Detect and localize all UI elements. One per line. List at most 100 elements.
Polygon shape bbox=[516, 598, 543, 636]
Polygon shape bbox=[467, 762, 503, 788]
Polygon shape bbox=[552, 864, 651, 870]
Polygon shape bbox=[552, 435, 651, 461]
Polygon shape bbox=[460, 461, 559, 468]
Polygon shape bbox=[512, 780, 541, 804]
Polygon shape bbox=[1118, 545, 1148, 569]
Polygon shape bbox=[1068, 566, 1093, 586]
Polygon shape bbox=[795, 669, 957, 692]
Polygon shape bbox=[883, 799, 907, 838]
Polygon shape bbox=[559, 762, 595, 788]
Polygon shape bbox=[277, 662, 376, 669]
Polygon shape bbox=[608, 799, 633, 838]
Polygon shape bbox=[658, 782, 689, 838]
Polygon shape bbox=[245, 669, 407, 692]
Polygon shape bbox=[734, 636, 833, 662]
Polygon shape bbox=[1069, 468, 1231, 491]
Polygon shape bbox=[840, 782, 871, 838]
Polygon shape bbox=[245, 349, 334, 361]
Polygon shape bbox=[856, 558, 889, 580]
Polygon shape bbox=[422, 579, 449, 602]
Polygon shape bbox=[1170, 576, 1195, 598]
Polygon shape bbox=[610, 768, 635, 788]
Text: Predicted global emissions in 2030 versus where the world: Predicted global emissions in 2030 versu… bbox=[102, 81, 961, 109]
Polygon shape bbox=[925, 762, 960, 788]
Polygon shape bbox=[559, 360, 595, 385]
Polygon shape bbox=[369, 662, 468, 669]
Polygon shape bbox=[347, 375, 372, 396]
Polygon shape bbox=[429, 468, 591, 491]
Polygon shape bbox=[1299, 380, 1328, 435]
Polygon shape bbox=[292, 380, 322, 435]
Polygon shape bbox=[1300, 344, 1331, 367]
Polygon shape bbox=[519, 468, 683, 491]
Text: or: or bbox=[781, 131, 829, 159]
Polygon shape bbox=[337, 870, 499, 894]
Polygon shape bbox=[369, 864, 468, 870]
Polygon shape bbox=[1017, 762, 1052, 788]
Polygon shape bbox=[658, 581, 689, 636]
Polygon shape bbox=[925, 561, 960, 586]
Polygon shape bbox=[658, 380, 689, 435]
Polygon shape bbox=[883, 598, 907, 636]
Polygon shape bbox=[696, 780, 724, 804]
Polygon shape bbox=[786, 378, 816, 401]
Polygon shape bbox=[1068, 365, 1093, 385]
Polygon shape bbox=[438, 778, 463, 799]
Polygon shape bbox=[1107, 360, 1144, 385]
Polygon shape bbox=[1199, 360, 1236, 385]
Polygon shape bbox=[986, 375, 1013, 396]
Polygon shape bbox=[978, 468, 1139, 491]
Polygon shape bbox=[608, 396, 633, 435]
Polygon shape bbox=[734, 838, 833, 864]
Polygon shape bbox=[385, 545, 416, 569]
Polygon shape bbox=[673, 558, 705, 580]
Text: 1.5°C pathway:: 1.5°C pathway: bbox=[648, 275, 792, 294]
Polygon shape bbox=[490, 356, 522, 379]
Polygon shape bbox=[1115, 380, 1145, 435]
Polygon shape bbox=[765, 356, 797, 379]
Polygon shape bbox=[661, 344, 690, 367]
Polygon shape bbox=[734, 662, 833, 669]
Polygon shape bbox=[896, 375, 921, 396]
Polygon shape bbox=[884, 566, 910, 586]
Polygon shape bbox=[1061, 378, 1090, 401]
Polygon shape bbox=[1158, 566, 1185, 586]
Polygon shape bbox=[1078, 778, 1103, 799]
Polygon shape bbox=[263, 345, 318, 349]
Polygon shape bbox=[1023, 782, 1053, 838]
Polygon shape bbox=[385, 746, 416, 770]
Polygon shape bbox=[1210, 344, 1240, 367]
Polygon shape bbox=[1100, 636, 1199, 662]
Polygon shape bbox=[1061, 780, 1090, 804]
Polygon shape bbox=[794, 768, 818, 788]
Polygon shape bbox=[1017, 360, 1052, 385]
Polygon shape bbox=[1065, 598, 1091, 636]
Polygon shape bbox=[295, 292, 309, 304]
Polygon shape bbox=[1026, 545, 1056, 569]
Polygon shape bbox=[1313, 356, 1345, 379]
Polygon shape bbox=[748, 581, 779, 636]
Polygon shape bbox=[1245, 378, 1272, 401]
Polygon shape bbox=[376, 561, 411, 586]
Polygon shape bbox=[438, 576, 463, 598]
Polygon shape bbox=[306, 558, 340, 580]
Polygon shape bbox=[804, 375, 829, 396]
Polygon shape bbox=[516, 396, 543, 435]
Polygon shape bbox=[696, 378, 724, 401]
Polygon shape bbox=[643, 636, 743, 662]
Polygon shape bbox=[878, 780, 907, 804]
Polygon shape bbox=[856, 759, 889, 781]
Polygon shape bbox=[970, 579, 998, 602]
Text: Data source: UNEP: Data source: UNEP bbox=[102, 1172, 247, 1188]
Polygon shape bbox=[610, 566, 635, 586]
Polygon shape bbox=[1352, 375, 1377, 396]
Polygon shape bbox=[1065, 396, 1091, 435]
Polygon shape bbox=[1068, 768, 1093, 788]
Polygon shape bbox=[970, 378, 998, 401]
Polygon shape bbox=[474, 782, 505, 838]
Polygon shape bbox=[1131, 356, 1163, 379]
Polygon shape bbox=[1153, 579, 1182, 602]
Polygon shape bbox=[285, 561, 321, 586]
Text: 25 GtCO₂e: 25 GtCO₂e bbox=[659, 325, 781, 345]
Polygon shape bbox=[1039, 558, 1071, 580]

◆ ◆ ◆ ◆

◆ TASK TO COMPLETE ◆
Reproduce every line of the records above verbatim, in the same order.

◆ EXPECTED ANSWER ◆
Detect and localize all UI elements. One per line. List at most 100 elements.
Polygon shape bbox=[516, 598, 543, 636]
Polygon shape bbox=[467, 762, 503, 788]
Polygon shape bbox=[552, 864, 651, 870]
Polygon shape bbox=[552, 435, 651, 461]
Polygon shape bbox=[460, 461, 559, 468]
Polygon shape bbox=[512, 780, 541, 804]
Polygon shape bbox=[1118, 545, 1148, 569]
Polygon shape bbox=[1068, 566, 1093, 586]
Polygon shape bbox=[795, 669, 957, 692]
Polygon shape bbox=[883, 799, 907, 838]
Polygon shape bbox=[559, 762, 595, 788]
Polygon shape bbox=[277, 662, 376, 669]
Polygon shape bbox=[608, 799, 633, 838]
Polygon shape bbox=[658, 782, 689, 838]
Polygon shape bbox=[245, 669, 407, 692]
Polygon shape bbox=[734, 636, 833, 662]
Polygon shape bbox=[1069, 468, 1231, 491]
Polygon shape bbox=[840, 782, 871, 838]
Polygon shape bbox=[245, 349, 334, 361]
Polygon shape bbox=[856, 558, 889, 580]
Polygon shape bbox=[422, 579, 449, 602]
Polygon shape bbox=[1170, 576, 1195, 598]
Polygon shape bbox=[610, 768, 635, 788]
Text: Predicted global emissions in 2030 versus where the world: Predicted global emissions in 2030 versu… bbox=[102, 81, 961, 109]
Polygon shape bbox=[925, 762, 960, 788]
Polygon shape bbox=[559, 360, 595, 385]
Polygon shape bbox=[369, 662, 468, 669]
Polygon shape bbox=[347, 375, 372, 396]
Polygon shape bbox=[429, 468, 591, 491]
Polygon shape bbox=[1299, 380, 1328, 435]
Polygon shape bbox=[292, 380, 322, 435]
Polygon shape bbox=[1300, 344, 1331, 367]
Polygon shape bbox=[519, 468, 683, 491]
Text: or: or bbox=[781, 131, 829, 159]
Polygon shape bbox=[337, 870, 499, 894]
Polygon shape bbox=[369, 864, 468, 870]
Polygon shape bbox=[1017, 762, 1052, 788]
Polygon shape bbox=[658, 581, 689, 636]
Polygon shape bbox=[925, 561, 960, 586]
Polygon shape bbox=[658, 380, 689, 435]
Polygon shape bbox=[883, 598, 907, 636]
Polygon shape bbox=[696, 780, 724, 804]
Polygon shape bbox=[786, 378, 816, 401]
Polygon shape bbox=[1068, 365, 1093, 385]
Polygon shape bbox=[438, 778, 463, 799]
Polygon shape bbox=[1107, 360, 1144, 385]
Polygon shape bbox=[1199, 360, 1236, 385]
Polygon shape bbox=[986, 375, 1013, 396]
Polygon shape bbox=[978, 468, 1139, 491]
Polygon shape bbox=[608, 396, 633, 435]
Polygon shape bbox=[734, 838, 833, 864]
Polygon shape bbox=[385, 545, 416, 569]
Polygon shape bbox=[673, 558, 705, 580]
Text: 1.5°C pathway:: 1.5°C pathway: bbox=[648, 275, 792, 294]
Polygon shape bbox=[490, 356, 522, 379]
Polygon shape bbox=[1115, 380, 1145, 435]
Polygon shape bbox=[765, 356, 797, 379]
Polygon shape bbox=[661, 344, 690, 367]
Polygon shape bbox=[734, 662, 833, 669]
Polygon shape bbox=[896, 375, 921, 396]
Polygon shape bbox=[884, 566, 910, 586]
Polygon shape bbox=[1061, 378, 1090, 401]
Polygon shape bbox=[1158, 566, 1185, 586]
Polygon shape bbox=[1078, 778, 1103, 799]
Polygon shape bbox=[263, 345, 318, 349]
Polygon shape bbox=[1023, 782, 1053, 838]
Polygon shape bbox=[385, 746, 416, 770]
Polygon shape bbox=[1210, 344, 1240, 367]
Polygon shape bbox=[1100, 636, 1199, 662]
Polygon shape bbox=[1061, 780, 1090, 804]
Polygon shape bbox=[794, 768, 818, 788]
Polygon shape bbox=[1017, 360, 1052, 385]
Polygon shape bbox=[1065, 598, 1091, 636]
Polygon shape bbox=[295, 292, 309, 304]
Polygon shape bbox=[1026, 545, 1056, 569]
Polygon shape bbox=[1313, 356, 1345, 379]
Polygon shape bbox=[748, 581, 779, 636]
Polygon shape bbox=[1245, 378, 1272, 401]
Polygon shape bbox=[376, 561, 411, 586]
Polygon shape bbox=[438, 576, 463, 598]
Polygon shape bbox=[306, 558, 340, 580]
Polygon shape bbox=[804, 375, 829, 396]
Polygon shape bbox=[516, 396, 543, 435]
Polygon shape bbox=[696, 378, 724, 401]
Polygon shape bbox=[643, 636, 743, 662]
Polygon shape bbox=[878, 780, 907, 804]
Polygon shape bbox=[856, 759, 889, 781]
Polygon shape bbox=[970, 579, 998, 602]
Text: Data source: UNEP: Data source: UNEP bbox=[102, 1172, 247, 1188]
Polygon shape bbox=[610, 566, 635, 586]
Polygon shape bbox=[1352, 375, 1377, 396]
Polygon shape bbox=[1065, 396, 1091, 435]
Polygon shape bbox=[1068, 768, 1093, 788]
Polygon shape bbox=[970, 378, 998, 401]
Polygon shape bbox=[474, 782, 505, 838]
Polygon shape bbox=[1131, 356, 1163, 379]
Polygon shape bbox=[1153, 579, 1182, 602]
Polygon shape bbox=[285, 561, 321, 586]
Text: 25 GtCO₂e: 25 GtCO₂e bbox=[659, 325, 781, 345]
Polygon shape bbox=[1039, 558, 1071, 580]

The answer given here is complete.